*** GIVEN RECORDS

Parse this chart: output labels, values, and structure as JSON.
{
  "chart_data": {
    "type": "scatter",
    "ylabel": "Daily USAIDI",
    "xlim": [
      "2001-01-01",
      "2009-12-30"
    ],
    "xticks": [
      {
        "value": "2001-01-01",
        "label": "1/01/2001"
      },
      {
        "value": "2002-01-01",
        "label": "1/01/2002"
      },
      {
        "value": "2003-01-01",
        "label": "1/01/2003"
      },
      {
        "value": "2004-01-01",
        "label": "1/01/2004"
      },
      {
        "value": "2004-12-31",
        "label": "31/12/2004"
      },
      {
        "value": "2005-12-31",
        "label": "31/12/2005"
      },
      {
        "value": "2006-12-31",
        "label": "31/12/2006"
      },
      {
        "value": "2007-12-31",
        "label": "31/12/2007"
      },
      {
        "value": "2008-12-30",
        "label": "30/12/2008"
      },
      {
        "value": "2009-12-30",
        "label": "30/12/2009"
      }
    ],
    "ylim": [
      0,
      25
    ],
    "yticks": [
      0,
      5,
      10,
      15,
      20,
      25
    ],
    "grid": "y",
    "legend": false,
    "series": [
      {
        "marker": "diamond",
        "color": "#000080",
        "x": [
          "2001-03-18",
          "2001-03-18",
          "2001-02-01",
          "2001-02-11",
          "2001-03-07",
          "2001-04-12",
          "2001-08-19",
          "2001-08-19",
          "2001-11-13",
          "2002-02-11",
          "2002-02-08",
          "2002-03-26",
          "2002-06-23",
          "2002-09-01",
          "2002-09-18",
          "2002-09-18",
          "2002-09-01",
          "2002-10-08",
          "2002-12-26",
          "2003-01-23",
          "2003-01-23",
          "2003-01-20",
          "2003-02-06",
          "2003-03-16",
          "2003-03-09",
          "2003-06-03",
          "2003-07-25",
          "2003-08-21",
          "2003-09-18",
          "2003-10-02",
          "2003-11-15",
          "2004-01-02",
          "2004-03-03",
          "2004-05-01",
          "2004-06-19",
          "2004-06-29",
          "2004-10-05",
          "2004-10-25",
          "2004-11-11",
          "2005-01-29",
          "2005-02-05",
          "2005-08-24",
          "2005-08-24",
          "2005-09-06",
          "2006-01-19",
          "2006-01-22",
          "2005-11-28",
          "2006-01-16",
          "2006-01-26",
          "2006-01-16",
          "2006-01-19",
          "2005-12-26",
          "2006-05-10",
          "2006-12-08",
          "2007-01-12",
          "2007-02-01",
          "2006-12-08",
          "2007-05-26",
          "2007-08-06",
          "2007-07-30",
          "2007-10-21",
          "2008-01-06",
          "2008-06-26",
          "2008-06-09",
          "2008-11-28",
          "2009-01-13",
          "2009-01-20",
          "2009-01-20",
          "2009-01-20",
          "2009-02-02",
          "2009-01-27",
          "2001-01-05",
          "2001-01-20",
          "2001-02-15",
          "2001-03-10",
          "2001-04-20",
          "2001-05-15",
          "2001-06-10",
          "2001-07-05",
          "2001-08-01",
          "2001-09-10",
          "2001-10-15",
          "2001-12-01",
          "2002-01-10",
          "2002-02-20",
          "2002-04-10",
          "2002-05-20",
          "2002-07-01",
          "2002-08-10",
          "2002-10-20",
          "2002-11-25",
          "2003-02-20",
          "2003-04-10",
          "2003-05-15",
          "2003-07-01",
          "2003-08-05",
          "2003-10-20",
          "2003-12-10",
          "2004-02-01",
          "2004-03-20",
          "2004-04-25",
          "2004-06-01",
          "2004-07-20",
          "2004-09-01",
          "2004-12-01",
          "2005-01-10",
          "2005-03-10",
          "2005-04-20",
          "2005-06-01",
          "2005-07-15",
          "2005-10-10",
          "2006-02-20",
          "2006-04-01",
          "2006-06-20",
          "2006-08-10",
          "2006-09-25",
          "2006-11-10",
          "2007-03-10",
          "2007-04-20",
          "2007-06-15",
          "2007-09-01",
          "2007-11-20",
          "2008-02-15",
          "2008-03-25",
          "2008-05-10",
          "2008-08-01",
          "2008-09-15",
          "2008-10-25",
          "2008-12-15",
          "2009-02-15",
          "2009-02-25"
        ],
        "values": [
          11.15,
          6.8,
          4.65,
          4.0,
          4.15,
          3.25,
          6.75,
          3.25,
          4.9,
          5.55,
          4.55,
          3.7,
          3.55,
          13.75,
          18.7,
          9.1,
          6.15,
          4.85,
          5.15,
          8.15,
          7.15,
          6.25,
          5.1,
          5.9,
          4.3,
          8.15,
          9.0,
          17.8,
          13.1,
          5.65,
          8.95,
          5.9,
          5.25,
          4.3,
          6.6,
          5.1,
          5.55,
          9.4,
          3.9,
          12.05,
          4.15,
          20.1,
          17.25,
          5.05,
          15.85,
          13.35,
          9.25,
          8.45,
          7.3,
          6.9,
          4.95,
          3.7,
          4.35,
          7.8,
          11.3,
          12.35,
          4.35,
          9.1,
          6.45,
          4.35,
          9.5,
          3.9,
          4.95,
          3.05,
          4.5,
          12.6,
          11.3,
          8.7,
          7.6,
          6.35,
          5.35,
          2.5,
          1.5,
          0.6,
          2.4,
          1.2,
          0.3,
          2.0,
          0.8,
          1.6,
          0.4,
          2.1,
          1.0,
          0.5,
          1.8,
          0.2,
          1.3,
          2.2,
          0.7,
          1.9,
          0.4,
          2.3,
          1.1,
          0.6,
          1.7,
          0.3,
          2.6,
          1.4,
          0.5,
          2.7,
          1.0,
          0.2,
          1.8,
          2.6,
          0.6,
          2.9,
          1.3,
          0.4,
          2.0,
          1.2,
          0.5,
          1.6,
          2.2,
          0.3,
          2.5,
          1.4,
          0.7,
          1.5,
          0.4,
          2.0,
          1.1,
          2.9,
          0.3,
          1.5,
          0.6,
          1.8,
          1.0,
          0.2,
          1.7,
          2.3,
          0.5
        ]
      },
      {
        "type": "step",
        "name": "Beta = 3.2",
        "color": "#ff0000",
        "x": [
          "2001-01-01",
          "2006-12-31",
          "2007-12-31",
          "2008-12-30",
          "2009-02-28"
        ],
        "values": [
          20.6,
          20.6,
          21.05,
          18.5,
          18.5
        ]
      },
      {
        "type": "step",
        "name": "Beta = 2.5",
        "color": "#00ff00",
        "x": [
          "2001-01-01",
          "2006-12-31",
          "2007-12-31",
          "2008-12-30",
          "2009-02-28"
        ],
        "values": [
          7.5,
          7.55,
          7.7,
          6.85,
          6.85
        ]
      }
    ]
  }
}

******

(JOB): Reproduce all the data word for word.

(ANSWER FOR THE TASK):
Parse this chart: output labels, values, and structure as JSON.
{
  "chart_data": {
    "type": "scatter",
    "ylabel": "Daily USAIDI",
    "xlim": [
      "2001-01-01",
      "2009-12-30"
    ],
    "xticks": [
      {
        "value": "2001-01-01",
        "label": "1/01/2001"
      },
      {
        "value": "2002-01-01",
        "label": "1/01/2002"
      },
      {
        "value": "2003-01-01",
        "label": "1/01/2003"
      },
      {
        "value": "2004-01-01",
        "label": "1/01/2004"
      },
      {
        "value": "2004-12-31",
        "label": "31/12/2004"
      },
      {
        "value": "2005-12-31",
        "label": "31/12/2005"
      },
      {
        "value": "2006-12-31",
        "label": "31/12/2006"
      },
      {
        "value": "2007-12-31",
        "label": "31/12/2007"
      },
      {
        "value": "2008-12-30",
        "label": "30/12/2008"
      },
      {
        "value": "2009-12-30",
        "label": "30/12/2009"
      }
    ],
    "ylim": [
      0,
      25
    ],
    "yticks": [
      0,
      5,
      10,
      15,
      20,
      25
    ],
    "grid": "y",
    "legend": false,
    "series": [
      {
        "marker": "diamond",
        "color": "#000080",
        "x": [
          "2001-03-18",
          "2001-03-18",
          "2001-02-01",
          "2001-02-11",
          "2001-03-07",
          "2001-04-12",
          "2001-08-19",
          "2001-08-19",
          "2001-11-13",
          "2002-02-11",
          "2002-02-08",
          "2002-03-26",
          "2002-06-23",
          "2002-09-01",
          "2002-09-18",
          "2002-09-18",
          "2002-09-01",
          "2002-10-08",
          "2002-12-26",
          "2003-01-23",
          "2003-01-23",
          "2003-01-20",
          "2003-02-06",
          "2003-03-16",
          "2003-03-09",
          "2003-06-03",
          "2003-07-25",
          "2003-08-21",
          "2003-09-18",
          "2003-10-02",
          "2003-11-15",
          "2004-01-02",
          "2004-03-03",
          "2004-05-01",
          "2004-06-19",
          "2004-06-29",
          "2004-10-05",
          "2004-10-25",
          "2004-11-11",
          "2005-01-29",
          "2005-02-05",
          "2005-08-24",
          "2005-08-24",
          "2005-09-06",
          "2006-01-19",
          "2006-01-22",
          "2005-11-28",
          "2006-01-16",
          "2006-01-26",
          "2006-01-16",
          "2006-01-19",
          "2005-12-26",
          "2006-05-10",
          "2006-12-08",
          "2007-01-12",
          "2007-02-01",
          "2006-12-08",
          "2007-05-26",
          "2007-08-06",
          "2007-07-30",
          "2007-10-21",
          "2008-01-06",
          "2008-06-26",
          "2008-06-09",
          "2008-11-28",
          "2009-01-13",
          "2009-01-20",
          "2009-01-20",
          "2009-01-20",
          "2009-02-02",
          "2009-01-27",
          "2001-01-05",
          "2001-01-20",
          "2001-02-15",
          "2001-03-10",
          "2001-04-20",
          "2001-05-15",
          "2001-06-10",
          "2001-07-05",
          "2001-08-01",
          "2001-09-10",
          "2001-10-15",
          "2001-12-01",
          "2002-01-10",
          "2002-02-20",
          "2002-04-10",
          "2002-05-20",
          "2002-07-01",
          "2002-08-10",
          "2002-10-20",
          "2002-11-25",
          "2003-02-20",
          "2003-04-10",
          "2003-05-15",
          "2003-07-01",
          "2003-08-05",
          "2003-10-20",
          "2003-12-10",
          "2004-02-01",
          "2004-03-20",
          "2004-04-25",
          "2004-06-01",
          "2004-07-20",
          "2004-09-01",
          "2004-12-01",
          "2005-01-10",
          "2005-03-10",
          "2005-04-20",
          "2005-06-01",
          "2005-07-15",
          "2005-10-10",
          "2006-02-20",
          "2006-04-01",
          "2006-06-20",
          "2006-08-10",
          "2006-09-25",
          "2006-11-10",
          "2007-03-10",
          "2007-04-20",
          "2007-06-15",
          "2007-09-01",
          "2007-11-20",
          "2008-02-15",
          "2008-03-25",
          "2008-05-10",
          "2008-08-01",
          "2008-09-15",
          "2008-10-25",
          "2008-12-15",
          "2009-02-15",
          "2009-02-25"
        ],
        "values": [
          11.15,
          6.8,
          4.65,
          4.0,
          4.15,
          3.25,
          6.75,
          3.25,
          4.9,
          5.55,
          4.55,
          3.7,
          3.55,
          13.75,
          18.7,
          9.1,
          6.15,
          4.85,
          5.15,
          8.15,
          7.15,
          6.25,
          5.1,
          5.9,
          4.3,
          8.15,
          9.0,
          17.8,
          13.1,
          5.65,
          8.95,
          5.9,
          5.25,
          4.3,
          6.6,
          5.1,
          5.55,
          9.4,
          3.9,
          12.05,
          4.15,
          20.1,
          17.25,
          5.05,
          15.85,
          13.35,
          9.25,
          8.45,
          7.3,
          6.9,
          4.95,
          3.7,
          4.35,
          7.8,
          11.3,
          12.35,
          4.35,
          9.1,
          6.45,
          4.35,
          9.5,
          3.9,
          4.95,
          3.05,
          4.5,
          12.6,
          11.3,
          8.7,
          7.6,
          6.35,
          5.35,
          2.5,
          1.5,
          0.6,
          2.4,
          1.2,
          0.3,
          2.0,
          0.8,
          1.6,
          0.4,
          2.1,
          1.0,
          0.5,
          1.8,
          0.2,
          1.3,
          2.2,
          0.7,
          1.9,
          0.4,
          2.3,
          1.1,
          0.6,
          1.7,
          0.3,
          2.6,
          1.4,
          0.5,
          2.7,
          1.0,
          0.2,
          1.8,
          2.6,
          0.6,
          2.9,
          1.3,
          0.4,
          2.0,
          1.2,
          0.5,
          1.6,
          2.2,
          0.3,
          2.5,
          1.4,
          0.7,
          1.5,
          0.4,
          2.0,
          1.1,
          2.9,
          0.3,
          1.5,
          0.6,
          1.8,
          1.0,
          0.2,
          1.7,
          2.3,
          0.5
        ]
      },
      {
        "type": "step",
        "name": "Beta = 3.2",
        "color": "#ff0000",
        "x": [
          "2001-01-01",
          "2006-12-31",
          "2007-12-31",
          "2008-12-30",
          "2009-02-28"
        ],
        "values": [
          20.6,
          20.6,
          21.05,
          18.5,
          18.5
        ]
      },
      {
        "type": "step",
        "name": "Beta = 2.5",
        "color": "#00ff00",
        "x": [
          "2001-01-01",
          "2006-12-31",
          "2007-12-31",
          "2008-12-30",
          "2009-02-28"
        ],
        "values": [
          7.5,
          7.55,
          7.7,
          6.85,
          6.85
        ]
      }
    ]
  }
}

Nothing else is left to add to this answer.